### INSTRUCTIONS TO FOLLOW
Give the count of lines holding the string "document" and nothing else.
— START OF TASK MATERIAL —
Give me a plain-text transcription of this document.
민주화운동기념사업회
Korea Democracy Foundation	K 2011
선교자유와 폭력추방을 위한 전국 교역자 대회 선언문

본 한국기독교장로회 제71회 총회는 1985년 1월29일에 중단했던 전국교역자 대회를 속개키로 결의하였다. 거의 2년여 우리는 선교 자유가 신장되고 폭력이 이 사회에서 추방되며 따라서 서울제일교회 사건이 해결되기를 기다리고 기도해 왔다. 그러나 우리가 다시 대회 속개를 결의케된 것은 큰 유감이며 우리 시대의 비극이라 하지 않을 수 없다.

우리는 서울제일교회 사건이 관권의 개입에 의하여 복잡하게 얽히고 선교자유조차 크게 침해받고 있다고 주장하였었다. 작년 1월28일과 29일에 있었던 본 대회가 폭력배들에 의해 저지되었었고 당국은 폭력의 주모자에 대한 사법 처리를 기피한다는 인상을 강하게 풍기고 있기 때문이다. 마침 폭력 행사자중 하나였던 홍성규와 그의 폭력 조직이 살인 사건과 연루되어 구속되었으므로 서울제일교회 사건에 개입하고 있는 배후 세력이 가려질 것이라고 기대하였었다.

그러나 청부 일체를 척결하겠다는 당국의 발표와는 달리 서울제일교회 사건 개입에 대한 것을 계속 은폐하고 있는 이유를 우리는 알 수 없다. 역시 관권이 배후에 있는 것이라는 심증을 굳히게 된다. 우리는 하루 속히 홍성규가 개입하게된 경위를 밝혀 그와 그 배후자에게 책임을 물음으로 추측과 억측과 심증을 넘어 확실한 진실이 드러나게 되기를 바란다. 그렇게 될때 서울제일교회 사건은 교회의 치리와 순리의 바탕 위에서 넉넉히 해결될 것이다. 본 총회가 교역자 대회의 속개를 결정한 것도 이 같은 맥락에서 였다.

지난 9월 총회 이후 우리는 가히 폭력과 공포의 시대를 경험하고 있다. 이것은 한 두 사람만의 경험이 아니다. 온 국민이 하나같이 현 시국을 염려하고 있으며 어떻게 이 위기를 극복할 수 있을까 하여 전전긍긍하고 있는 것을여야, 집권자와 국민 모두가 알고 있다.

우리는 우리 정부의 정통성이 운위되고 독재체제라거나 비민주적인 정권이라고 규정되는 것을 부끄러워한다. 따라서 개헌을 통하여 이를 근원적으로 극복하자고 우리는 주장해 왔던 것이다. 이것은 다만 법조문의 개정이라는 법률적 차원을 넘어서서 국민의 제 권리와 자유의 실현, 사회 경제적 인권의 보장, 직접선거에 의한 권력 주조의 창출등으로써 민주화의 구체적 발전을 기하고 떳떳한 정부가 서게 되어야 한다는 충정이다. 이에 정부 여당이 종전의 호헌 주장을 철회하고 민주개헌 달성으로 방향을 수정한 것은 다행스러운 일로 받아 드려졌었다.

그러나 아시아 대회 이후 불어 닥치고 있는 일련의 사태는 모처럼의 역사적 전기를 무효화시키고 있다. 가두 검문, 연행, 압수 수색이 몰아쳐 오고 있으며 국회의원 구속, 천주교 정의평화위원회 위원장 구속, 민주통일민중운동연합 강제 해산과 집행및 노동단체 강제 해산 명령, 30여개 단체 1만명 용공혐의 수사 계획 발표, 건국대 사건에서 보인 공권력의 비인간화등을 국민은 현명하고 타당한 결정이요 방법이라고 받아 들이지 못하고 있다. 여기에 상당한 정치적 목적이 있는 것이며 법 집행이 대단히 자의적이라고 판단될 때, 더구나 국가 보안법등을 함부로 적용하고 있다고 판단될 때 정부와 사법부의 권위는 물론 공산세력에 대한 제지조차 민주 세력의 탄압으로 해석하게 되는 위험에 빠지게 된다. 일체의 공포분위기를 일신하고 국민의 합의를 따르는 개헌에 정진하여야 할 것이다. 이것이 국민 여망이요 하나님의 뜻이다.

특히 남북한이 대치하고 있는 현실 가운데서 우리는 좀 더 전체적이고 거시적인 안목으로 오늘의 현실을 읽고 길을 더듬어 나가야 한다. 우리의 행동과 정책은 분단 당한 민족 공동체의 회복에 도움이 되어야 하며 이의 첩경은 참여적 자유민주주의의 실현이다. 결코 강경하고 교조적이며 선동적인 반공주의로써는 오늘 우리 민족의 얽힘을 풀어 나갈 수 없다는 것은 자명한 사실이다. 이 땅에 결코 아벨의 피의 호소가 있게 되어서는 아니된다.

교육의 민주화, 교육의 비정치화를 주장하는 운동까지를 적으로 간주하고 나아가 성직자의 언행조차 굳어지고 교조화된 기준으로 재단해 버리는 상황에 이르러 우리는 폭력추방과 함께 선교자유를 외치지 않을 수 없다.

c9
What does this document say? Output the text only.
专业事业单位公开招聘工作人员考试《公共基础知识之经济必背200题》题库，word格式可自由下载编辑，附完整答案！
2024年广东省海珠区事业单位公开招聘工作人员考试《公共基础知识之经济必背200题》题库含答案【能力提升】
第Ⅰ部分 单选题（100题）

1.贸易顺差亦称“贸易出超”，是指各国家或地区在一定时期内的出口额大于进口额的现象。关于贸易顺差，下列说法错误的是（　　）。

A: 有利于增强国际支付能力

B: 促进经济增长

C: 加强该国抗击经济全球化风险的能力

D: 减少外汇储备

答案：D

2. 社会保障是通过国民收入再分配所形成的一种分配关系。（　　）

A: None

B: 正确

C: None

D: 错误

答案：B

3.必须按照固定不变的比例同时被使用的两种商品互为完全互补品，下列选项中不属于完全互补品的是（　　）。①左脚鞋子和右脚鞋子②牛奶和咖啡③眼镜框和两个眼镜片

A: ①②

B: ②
— END OF TASK MATERIAL —
### TASK SOLUTION
2